-- Exercise instructions --
Scan the data below and report how many lines include the word "investimenti". Nothing else is wanted.

== Dataset excerpts ==

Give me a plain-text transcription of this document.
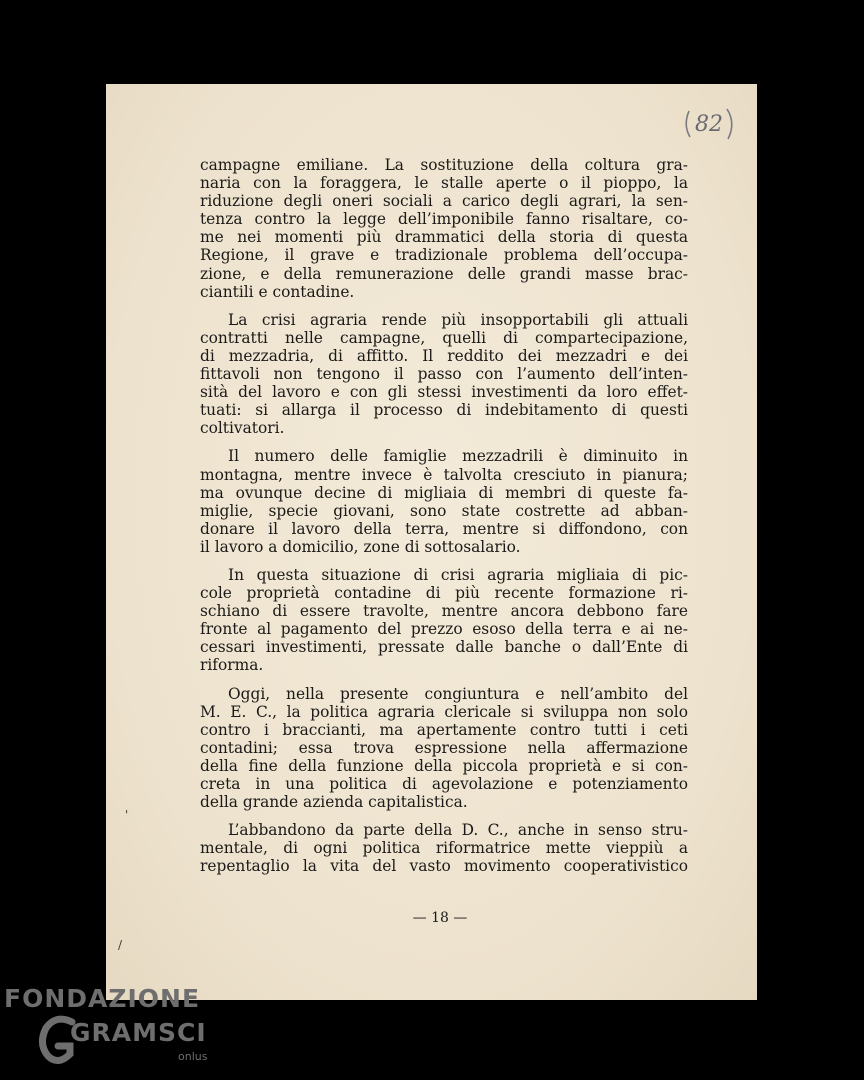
82
campagne emiliane. La sostituzione della coltura gra-
naria con la foraggera, le stalle aperte o il pioppo, la
riduzione degli oneri sociali a carico degli agrari, la sen-
tenza contro la legge dell’imponibile fanno risaltare, co-
me nei momenti più drammatici della storia di questa
Regione, il grave e tradizionale problema dell’occupa-
zione, e della remunerazione delle grandi masse brac-
ciantili e contadine.
La crisi agraria rende più insopportabili gli attuali
contratti nelle campagne, quelli di compartecipazione,
di mezzadria, di affitto. Il reddito dei mezzadri e dei
fittavoli non tengono il passo con l’aumento dell’inten-
sità del lavoro e con gli stessi investimenti da loro effet-
tuati: si allarga il processo di indebitamento di questi
coltivatori.
Il numero delle famiglie mezzadrili è diminuito in
montagna, mentre invece è talvolta cresciuto in pianura;
ma ovunque decine di migliaia di membri di queste fa-
miglie, specie giovani, sono state costrette ad abban-
donare il lavoro della terra, mentre si diffondono, con
il lavoro a domicilio, zone di sottosalario.
In questa situazione di crisi agraria migliaia di pic-
cole proprietà contadine di più recente formazione ri-
schiano di essere travolte, mentre ancora debbono fare
fronte al pagamento del prezzo esoso della terra e ai ne-
cessari investimenti, pressate dalle banche o dall’Ente di
riforma.
Oggi, nella presente congiuntura e nell’ambito del
M. E. C., la politica agraria clericale si sviluppa non solo
contro i braccianti, ma apertamente contro tutti i ceti
contadini; essa trova espressione nella affermazione
della fine della funzione della piccola proprietà e si con-
creta in una politica di agevolazione e potenziamento
della grande azienda capitalistica.
L’abbandono da parte della D. C., anche in senso stru-
mentale, di ogni politica riformatrice mette vieppiù a
repentaglio la vita del vasto movimento cooperativistico
— 18 —
'
/
FONDAZIONE
GRAMSCI
onlus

===

-- Problem solution --
2